Direction »
Output, without any change, the lines that begin with the one containing "bar-2022-2 — [866, 335, 957, 378]" and run through the final line, including both ends.
** START OF Entries shown **
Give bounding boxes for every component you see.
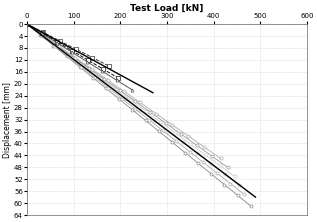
X-axis label: Test Load [kN]: Test Load [kN] [130, 4, 204, 12]
Y-axis label: Displacement [mm]: Displacement [mm] [3, 82, 12, 157]
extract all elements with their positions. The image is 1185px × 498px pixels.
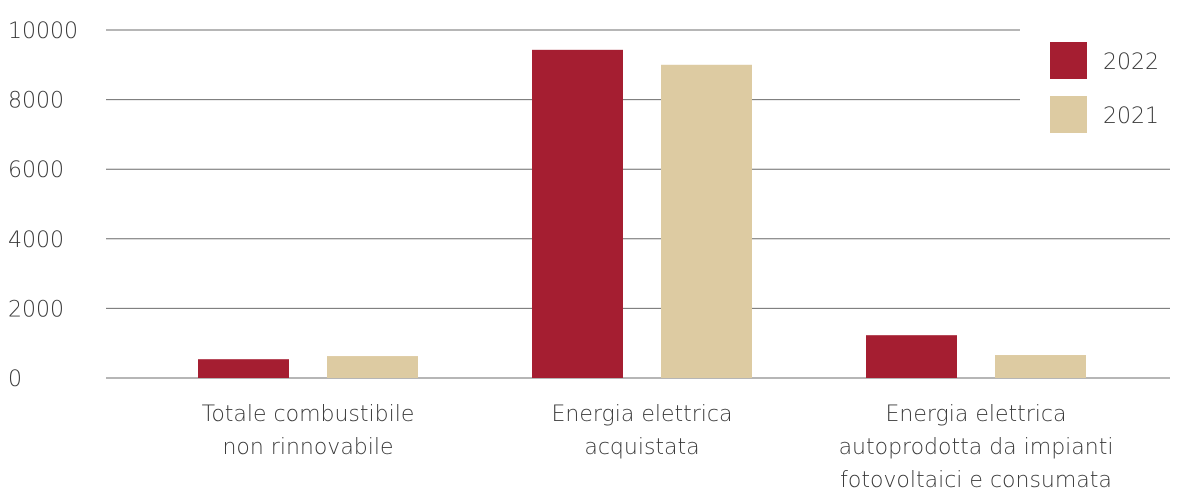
bar-2022-2 — [866, 335, 957, 378]
y-tick-label-6000: 6000 — [8, 158, 64, 183]
category-label-2-line-1: autoprodotta da impianti — [839, 435, 1114, 460]
legend-swatch-2022 — [1050, 42, 1087, 79]
bar-2021-1 — [661, 64, 752, 379]
legend-label-2022: 2022 — [1103, 50, 1159, 75]
y-tick-label-0: 0 — [8, 367, 22, 392]
y-tick-label-4000: 4000 — [8, 228, 64, 253]
bar-2021-0 — [327, 356, 418, 378]
bar-2022-1 — [532, 49, 623, 378]
y-axis-tick-labels: 0 2000 4000 6000 8000 10000 — [8, 19, 78, 392]
x-axis-category-labels: Totale combustibile non rinnovabile Energi… — [202, 402, 1114, 493]
y-tick-label-8000: 8000 — [8, 89, 64, 114]
category-label-0-line-1: non rinnovabile — [222, 435, 393, 460]
y-tick-label-10000: 10000 — [8, 19, 78, 44]
category-label-2-line-0: Energia elettrica — [886, 402, 1067, 427]
bar-2021-2 — [995, 355, 1086, 378]
y-tick-label-2000: 2000 — [8, 297, 64, 322]
bar-2022-0 — [198, 359, 289, 378]
category-label-1-line-0: Energia elettrica — [552, 402, 733, 427]
legend: 2022 2021 — [1050, 42, 1159, 133]
legend-swatch-2021 — [1050, 96, 1087, 133]
category-label-2-line-2: fotovoltaici e consumata — [840, 468, 1112, 493]
category-label-0-line-0: Totale combustibile — [202, 402, 415, 427]
category-label-1-line-1: acquistata — [584, 435, 699, 460]
bars — [198, 49, 1086, 379]
legend-label-2021: 2021 — [1103, 104, 1159, 129]
grid-layer — [106, 29, 1170, 379]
** END OF Entries shown **
Answer to this task »
bar-2022-2 — [866, 335, 957, 378]
y-tick-label-6000: 6000 — [8, 158, 64, 183]
category-label-2-line-1: autoprodotta da impianti — [839, 435, 1114, 460]
legend-swatch-2022 — [1050, 42, 1087, 79]
bar-2021-1 — [661, 64, 752, 379]
legend-label-2022: 2022 — [1103, 50, 1159, 75]
y-tick-label-0: 0 — [8, 367, 22, 392]
y-tick-label-4000: 4000 — [8, 228, 64, 253]
bar-2021-0 — [327, 356, 418, 378]
bar-2022-1 — [532, 49, 623, 378]
y-axis-tick-labels: 0 2000 4000 6000 8000 10000 — [8, 19, 78, 392]
x-axis-category-labels: Totale combustibile non rinnovabile Energi… — [202, 402, 1114, 493]
y-tick-label-8000: 8000 — [8, 89, 64, 114]
category-label-0-line-1: non rinnovabile — [222, 435, 393, 460]
y-tick-label-10000: 10000 — [8, 19, 78, 44]
category-label-2-line-0: Energia elettrica — [886, 402, 1067, 427]
bar-2021-2 — [995, 355, 1086, 378]
y-tick-label-2000: 2000 — [8, 297, 64, 322]
bar-2022-0 — [198, 359, 289, 378]
category-label-1-line-0: Energia elettrica — [552, 402, 733, 427]
legend: 2022 2021 — [1050, 42, 1159, 133]
legend-swatch-2021 — [1050, 96, 1087, 133]
category-label-2-line-2: fotovoltaici e consumata — [840, 468, 1112, 493]
category-label-0-line-0: Totale combustibile — [202, 402, 415, 427]
category-label-1-line-1: acquistata — [584, 435, 699, 460]
bars — [198, 49, 1086, 379]
legend-label-2021: 2021 — [1103, 104, 1159, 129]
grid-layer — [106, 29, 1170, 379]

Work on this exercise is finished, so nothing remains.